>> START Records provided

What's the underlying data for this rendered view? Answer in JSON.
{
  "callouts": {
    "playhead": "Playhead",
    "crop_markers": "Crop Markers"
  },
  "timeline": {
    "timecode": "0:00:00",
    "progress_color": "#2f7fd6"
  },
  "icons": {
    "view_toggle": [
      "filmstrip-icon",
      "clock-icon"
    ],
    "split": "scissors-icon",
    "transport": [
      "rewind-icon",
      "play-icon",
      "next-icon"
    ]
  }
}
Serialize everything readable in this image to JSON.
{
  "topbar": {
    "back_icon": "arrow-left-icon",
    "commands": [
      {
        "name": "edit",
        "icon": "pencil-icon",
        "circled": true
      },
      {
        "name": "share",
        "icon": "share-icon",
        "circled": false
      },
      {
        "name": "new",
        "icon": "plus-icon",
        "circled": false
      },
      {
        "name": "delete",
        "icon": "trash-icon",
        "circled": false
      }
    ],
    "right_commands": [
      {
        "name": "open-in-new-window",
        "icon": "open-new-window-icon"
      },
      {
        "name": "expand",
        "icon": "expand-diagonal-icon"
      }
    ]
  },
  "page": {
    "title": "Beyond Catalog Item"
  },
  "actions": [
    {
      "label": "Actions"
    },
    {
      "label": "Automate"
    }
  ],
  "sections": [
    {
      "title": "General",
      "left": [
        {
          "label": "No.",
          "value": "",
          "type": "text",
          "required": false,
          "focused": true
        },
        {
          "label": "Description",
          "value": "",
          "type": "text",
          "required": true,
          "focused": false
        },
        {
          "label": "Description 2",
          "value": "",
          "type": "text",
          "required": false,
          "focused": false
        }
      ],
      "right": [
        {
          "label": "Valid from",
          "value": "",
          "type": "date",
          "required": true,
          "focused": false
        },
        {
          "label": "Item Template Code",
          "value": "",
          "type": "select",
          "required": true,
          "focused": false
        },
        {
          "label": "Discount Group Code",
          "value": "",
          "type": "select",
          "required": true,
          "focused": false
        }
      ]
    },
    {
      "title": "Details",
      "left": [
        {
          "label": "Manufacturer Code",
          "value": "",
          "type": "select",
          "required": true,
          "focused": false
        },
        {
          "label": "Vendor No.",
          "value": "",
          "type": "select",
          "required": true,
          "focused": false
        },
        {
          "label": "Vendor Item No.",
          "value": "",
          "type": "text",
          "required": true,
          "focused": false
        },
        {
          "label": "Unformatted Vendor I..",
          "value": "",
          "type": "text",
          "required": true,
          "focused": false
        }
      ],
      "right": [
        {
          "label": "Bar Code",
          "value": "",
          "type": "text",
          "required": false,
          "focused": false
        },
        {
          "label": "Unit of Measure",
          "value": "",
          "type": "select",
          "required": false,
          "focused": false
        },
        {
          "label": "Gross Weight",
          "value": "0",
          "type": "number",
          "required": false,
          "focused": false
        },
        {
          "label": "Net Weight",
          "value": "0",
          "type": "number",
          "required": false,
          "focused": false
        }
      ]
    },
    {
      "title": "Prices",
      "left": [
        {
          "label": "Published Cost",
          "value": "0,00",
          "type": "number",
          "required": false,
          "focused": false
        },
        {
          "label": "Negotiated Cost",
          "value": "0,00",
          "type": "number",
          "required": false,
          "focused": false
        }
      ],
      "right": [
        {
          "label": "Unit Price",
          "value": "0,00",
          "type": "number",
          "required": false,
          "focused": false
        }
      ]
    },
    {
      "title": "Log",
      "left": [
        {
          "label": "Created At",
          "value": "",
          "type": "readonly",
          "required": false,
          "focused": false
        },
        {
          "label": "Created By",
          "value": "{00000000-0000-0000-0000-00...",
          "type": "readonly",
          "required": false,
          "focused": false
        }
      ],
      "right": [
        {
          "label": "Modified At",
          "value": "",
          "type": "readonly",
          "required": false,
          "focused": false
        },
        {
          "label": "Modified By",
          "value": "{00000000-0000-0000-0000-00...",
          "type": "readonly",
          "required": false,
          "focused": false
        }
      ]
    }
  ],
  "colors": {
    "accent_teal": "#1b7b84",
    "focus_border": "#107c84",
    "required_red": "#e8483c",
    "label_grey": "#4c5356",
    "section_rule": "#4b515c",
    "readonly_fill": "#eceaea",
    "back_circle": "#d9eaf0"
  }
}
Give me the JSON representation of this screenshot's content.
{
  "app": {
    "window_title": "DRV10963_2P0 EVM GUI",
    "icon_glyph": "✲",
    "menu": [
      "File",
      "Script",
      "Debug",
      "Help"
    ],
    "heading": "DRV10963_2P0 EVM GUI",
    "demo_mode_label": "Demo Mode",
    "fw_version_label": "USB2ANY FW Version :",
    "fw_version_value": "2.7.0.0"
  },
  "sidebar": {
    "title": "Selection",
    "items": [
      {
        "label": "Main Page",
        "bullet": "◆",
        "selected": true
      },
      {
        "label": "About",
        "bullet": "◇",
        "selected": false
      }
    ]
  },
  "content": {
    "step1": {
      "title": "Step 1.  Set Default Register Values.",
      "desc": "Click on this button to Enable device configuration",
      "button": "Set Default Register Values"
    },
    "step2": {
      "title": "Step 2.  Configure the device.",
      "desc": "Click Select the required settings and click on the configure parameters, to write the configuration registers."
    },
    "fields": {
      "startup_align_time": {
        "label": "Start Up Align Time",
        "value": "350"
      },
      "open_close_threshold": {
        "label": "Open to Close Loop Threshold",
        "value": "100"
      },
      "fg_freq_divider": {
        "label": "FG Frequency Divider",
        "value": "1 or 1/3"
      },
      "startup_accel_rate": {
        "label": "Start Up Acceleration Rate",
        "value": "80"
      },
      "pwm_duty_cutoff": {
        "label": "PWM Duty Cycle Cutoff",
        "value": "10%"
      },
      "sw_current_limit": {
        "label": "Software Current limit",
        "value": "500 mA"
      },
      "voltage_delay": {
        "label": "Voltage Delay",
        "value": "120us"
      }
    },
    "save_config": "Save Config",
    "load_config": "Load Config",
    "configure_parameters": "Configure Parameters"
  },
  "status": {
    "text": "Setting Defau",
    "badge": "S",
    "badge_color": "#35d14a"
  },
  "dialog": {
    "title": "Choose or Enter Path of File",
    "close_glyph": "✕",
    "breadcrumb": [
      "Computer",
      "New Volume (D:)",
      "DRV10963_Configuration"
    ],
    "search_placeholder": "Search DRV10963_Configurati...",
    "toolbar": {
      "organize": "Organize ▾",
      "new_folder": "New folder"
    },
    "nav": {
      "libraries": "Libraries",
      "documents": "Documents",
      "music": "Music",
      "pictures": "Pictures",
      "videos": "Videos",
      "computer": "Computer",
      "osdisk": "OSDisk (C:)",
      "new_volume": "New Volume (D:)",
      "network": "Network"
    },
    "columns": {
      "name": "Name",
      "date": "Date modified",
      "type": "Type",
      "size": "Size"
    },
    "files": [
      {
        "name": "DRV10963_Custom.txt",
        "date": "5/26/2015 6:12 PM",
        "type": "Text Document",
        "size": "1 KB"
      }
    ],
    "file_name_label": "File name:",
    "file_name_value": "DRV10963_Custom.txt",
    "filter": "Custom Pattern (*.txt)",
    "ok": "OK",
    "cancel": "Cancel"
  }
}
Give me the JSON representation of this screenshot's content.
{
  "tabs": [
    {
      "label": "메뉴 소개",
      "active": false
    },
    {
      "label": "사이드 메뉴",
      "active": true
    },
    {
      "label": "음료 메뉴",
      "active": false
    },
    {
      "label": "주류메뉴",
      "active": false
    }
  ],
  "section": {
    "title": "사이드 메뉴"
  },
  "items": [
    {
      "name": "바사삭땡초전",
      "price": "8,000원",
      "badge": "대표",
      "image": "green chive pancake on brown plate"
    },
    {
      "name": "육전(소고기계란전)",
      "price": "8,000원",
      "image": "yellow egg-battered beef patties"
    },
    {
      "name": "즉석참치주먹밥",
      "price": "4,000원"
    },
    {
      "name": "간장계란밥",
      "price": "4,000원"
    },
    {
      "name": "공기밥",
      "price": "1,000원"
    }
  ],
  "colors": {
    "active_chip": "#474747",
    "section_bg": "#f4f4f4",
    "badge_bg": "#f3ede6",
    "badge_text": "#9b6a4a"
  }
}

>> END Records provided

Only the number is required: the count of lines containing the word "JSON".

_In response_: 4